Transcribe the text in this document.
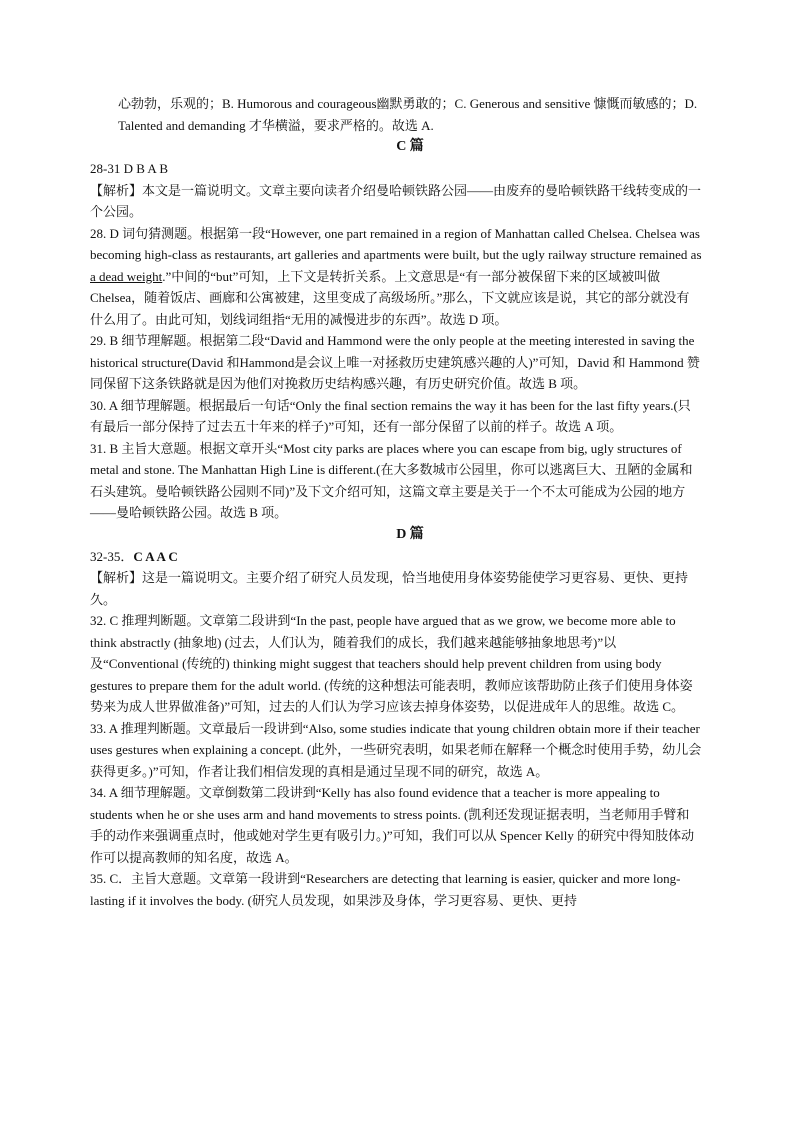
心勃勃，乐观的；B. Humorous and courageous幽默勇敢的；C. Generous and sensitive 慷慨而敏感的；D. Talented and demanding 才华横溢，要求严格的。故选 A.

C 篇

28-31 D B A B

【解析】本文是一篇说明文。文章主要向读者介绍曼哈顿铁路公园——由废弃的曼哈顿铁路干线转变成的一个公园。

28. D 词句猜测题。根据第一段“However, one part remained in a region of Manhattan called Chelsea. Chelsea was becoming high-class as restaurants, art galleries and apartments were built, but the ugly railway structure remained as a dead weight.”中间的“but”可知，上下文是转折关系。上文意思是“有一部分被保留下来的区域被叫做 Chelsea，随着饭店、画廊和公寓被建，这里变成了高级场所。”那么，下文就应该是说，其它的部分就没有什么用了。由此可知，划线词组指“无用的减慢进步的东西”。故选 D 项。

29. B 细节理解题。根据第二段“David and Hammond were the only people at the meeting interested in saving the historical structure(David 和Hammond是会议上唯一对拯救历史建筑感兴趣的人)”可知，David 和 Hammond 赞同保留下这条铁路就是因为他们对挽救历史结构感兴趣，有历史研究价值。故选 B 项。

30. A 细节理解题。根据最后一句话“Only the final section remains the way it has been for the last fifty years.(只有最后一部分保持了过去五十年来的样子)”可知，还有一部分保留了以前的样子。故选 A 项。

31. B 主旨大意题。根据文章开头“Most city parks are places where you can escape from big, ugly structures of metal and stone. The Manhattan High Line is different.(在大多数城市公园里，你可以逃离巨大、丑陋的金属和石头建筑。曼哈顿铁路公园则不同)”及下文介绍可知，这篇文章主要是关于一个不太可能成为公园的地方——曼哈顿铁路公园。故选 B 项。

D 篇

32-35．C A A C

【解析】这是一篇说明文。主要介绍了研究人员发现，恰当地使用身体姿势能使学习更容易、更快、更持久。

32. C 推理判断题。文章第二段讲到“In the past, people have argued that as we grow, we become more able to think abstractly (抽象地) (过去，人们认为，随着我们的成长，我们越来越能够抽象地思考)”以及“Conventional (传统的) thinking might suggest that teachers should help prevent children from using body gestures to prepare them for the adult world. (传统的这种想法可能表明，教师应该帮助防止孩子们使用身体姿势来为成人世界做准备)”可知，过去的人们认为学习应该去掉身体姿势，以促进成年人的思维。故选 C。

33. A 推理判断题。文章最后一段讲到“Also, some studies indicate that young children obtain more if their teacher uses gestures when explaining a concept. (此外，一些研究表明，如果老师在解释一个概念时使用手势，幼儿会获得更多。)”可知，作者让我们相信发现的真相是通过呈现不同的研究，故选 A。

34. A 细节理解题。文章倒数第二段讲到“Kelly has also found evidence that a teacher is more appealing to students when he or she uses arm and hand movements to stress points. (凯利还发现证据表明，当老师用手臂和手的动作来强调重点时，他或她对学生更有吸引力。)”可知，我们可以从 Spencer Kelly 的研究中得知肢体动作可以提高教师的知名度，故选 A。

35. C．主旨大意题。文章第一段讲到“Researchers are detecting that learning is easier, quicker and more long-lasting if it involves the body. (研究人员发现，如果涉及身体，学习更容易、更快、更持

--

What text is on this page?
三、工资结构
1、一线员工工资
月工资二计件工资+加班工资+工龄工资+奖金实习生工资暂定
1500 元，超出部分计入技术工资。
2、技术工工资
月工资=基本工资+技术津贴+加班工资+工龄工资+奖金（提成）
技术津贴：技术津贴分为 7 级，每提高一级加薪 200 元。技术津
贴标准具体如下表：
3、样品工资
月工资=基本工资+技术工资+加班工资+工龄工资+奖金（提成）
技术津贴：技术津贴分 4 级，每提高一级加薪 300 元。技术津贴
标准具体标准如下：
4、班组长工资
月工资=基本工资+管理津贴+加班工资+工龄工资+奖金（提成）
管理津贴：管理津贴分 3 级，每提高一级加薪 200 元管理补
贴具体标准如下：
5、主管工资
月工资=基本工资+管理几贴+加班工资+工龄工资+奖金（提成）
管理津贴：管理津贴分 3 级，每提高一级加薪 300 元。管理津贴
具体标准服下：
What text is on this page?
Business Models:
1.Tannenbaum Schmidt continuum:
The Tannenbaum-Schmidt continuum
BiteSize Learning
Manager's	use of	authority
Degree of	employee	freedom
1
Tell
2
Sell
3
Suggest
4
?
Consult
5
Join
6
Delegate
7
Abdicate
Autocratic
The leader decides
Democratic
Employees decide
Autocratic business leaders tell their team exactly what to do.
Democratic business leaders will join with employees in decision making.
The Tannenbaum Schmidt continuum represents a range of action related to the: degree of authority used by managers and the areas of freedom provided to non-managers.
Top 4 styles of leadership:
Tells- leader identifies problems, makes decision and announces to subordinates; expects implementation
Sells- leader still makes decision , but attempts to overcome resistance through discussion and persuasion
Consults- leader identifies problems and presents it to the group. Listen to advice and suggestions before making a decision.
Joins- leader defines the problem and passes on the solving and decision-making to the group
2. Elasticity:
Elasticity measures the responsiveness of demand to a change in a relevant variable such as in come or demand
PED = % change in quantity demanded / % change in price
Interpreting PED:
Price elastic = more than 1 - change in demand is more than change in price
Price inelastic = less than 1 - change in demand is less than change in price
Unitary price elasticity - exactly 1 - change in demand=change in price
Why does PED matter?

Set problem: From the material above, count the lines that include "group" and give only the total.

Exercise result: 2